PROBLEM TO WORK ON: Exclude the pictures, then copy all remaining records exactly.

(Entries from a dataset)
## start

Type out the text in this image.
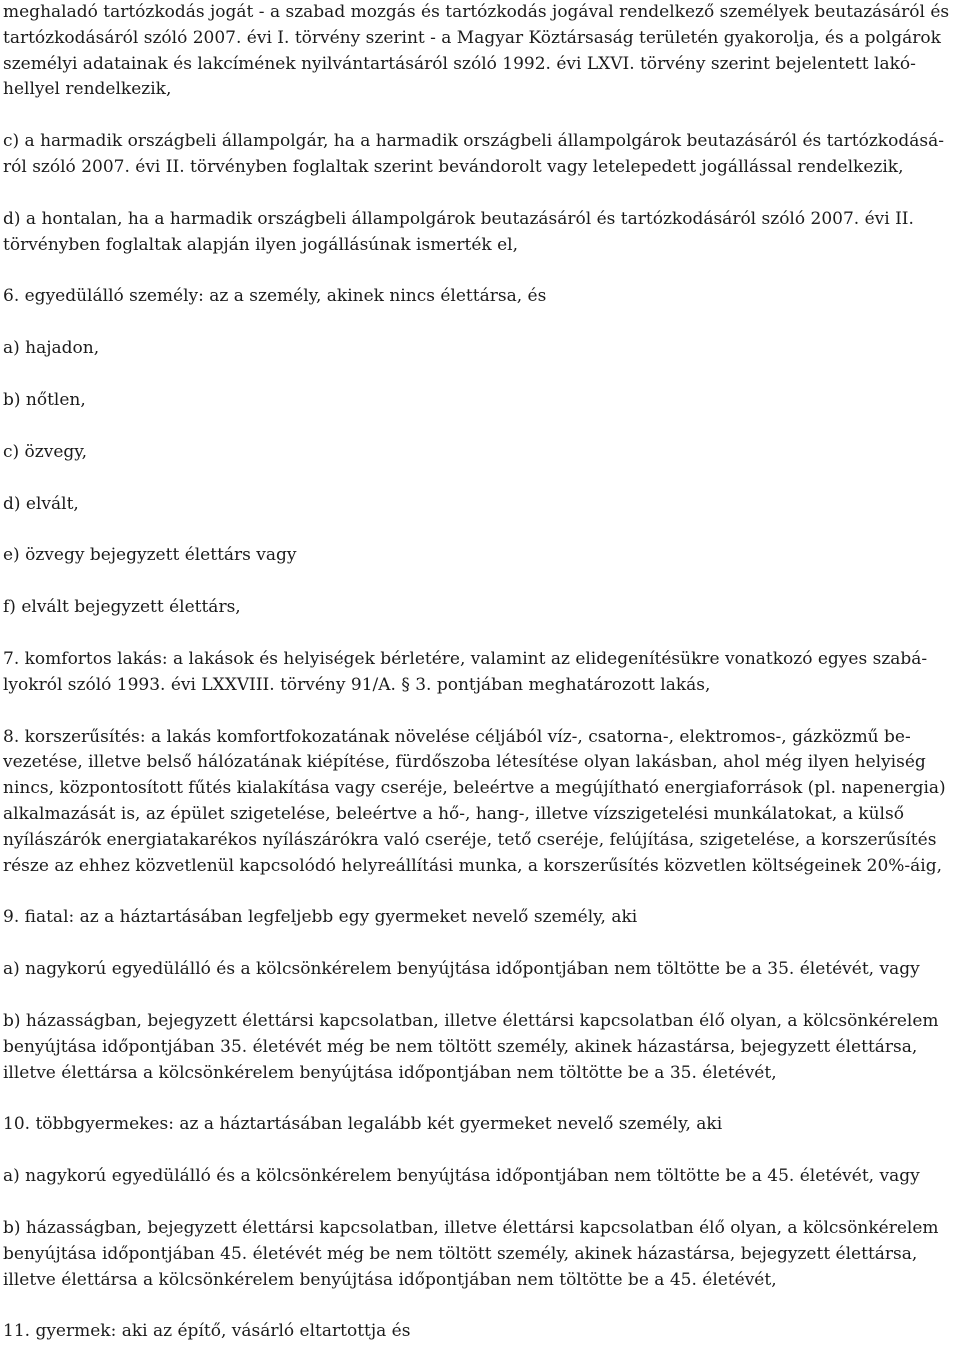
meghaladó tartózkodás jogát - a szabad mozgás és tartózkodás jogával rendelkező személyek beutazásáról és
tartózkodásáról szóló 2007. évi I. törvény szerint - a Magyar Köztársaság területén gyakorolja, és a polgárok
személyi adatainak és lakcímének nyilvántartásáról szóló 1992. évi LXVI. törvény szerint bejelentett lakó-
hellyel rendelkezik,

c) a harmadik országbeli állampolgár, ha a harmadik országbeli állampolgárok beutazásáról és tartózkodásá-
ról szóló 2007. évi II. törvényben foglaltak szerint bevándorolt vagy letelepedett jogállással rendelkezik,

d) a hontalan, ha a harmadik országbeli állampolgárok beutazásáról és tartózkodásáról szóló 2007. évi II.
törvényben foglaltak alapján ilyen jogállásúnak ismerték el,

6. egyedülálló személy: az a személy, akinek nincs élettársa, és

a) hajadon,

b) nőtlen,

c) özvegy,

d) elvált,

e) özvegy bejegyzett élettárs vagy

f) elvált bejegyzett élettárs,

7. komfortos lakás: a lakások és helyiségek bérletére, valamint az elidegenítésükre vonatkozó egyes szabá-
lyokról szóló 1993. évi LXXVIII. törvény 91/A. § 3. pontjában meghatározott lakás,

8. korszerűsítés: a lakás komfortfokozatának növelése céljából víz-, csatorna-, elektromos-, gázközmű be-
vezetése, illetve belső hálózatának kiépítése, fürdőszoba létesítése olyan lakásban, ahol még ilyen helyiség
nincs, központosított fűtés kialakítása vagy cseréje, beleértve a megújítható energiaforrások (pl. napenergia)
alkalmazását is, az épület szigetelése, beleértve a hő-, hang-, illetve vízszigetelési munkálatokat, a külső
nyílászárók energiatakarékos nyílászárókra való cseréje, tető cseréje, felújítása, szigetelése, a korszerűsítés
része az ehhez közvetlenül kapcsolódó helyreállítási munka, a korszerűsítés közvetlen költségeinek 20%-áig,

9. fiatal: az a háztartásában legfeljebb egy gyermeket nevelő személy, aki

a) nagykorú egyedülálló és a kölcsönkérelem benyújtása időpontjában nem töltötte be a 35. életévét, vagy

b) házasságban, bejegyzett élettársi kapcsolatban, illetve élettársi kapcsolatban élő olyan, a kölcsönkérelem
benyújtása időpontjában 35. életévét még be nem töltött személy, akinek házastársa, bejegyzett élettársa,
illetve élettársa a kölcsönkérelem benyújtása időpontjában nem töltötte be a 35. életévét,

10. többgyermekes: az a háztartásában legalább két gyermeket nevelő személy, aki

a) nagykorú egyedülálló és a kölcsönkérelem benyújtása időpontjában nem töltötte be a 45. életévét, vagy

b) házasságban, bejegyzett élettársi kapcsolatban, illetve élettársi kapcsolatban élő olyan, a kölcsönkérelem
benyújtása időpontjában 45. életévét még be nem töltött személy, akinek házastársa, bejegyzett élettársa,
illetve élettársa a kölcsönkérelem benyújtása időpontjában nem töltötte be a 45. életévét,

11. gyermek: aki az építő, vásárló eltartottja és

## end

SOLVED EXERCISE:
Type out the text in this image.
meghaladó tartózkodás jogát - a szabad mozgás és tartózkodás jogával rendelkező személyek beutazásáról és
tartózkodásáról szóló 2007. évi I. törvény szerint - a Magyar Köztársaság területén gyakorolja, és a polgárok
személyi adatainak és lakcímének nyilvántartásáról szóló 1992. évi LXVI. törvény szerint bejelentett lakó-
hellyel rendelkezik,

c) a harmadik országbeli állampolgár, ha a harmadik országbeli állampolgárok beutazásáról és tartózkodásá-
ról szóló 2007. évi II. törvényben foglaltak szerint bevándorolt vagy letelepedett jogállással rendelkezik,

d) a hontalan, ha a harmadik országbeli állampolgárok beutazásáról és tartózkodásáról szóló 2007. évi II.
törvényben foglaltak alapján ilyen jogállásúnak ismerték el,

6. egyedülálló személy: az a személy, akinek nincs élettársa, és

a) hajadon,

b) nőtlen,

c) özvegy,

d) elvált,

e) özvegy bejegyzett élettárs vagy

f) elvált bejegyzett élettárs,

7. komfortos lakás: a lakások és helyiségek bérletére, valamint az elidegenítésükre vonatkozó egyes szabá-
lyokról szóló 1993. évi LXXVIII. törvény 91/A. § 3. pontjában meghatározott lakás,

8. korszerűsítés: a lakás komfortfokozatának növelése céljából víz-, csatorna-, elektromos-, gázközmű be-
vezetése, illetve belső hálózatának kiépítése, fürdőszoba létesítése olyan lakásban, ahol még ilyen helyiség
nincs, központosított fűtés kialakítása vagy cseréje, beleértve a megújítható energiaforrások (pl. napenergia)
alkalmazását is, az épület szigetelése, beleértve a hő-, hang-, illetve vízszigetelési munkálatokat, a külső
nyílászárók energiatakarékos nyílászárókra való cseréje, tető cseréje, felújítása, szigetelése, a korszerűsítés
része az ehhez közvetlenül kapcsolódó helyreállítási munka, a korszerűsítés közvetlen költségeinek 20%-áig,

9. fiatal: az a háztartásában legfeljebb egy gyermeket nevelő személy, aki

a) nagykorú egyedülálló és a kölcsönkérelem benyújtása időpontjában nem töltötte be a 35. életévét, vagy

b) házasságban, bejegyzett élettársi kapcsolatban, illetve élettársi kapcsolatban élő olyan, a kölcsönkérelem
benyújtása időpontjában 35. életévét még be nem töltött személy, akinek házastársa, bejegyzett élettársa,
illetve élettársa a kölcsönkérelem benyújtása időpontjában nem töltötte be a 35. életévét,

10. többgyermekes: az a háztartásában legalább két gyermeket nevelő személy, aki

a) nagykorú egyedülálló és a kölcsönkérelem benyújtása időpontjában nem töltötte be a 45. életévét, vagy

b) házasságban, bejegyzett élettársi kapcsolatban, illetve élettársi kapcsolatban élő olyan, a kölcsönkérelem
benyújtása időpontjában 45. életévét még be nem töltött személy, akinek házastársa, bejegyzett élettársa,
illetve élettársa a kölcsönkérelem benyújtása időpontjában nem töltötte be a 45. életévét,

11. gyermek: aki az építő, vásárló eltartottja és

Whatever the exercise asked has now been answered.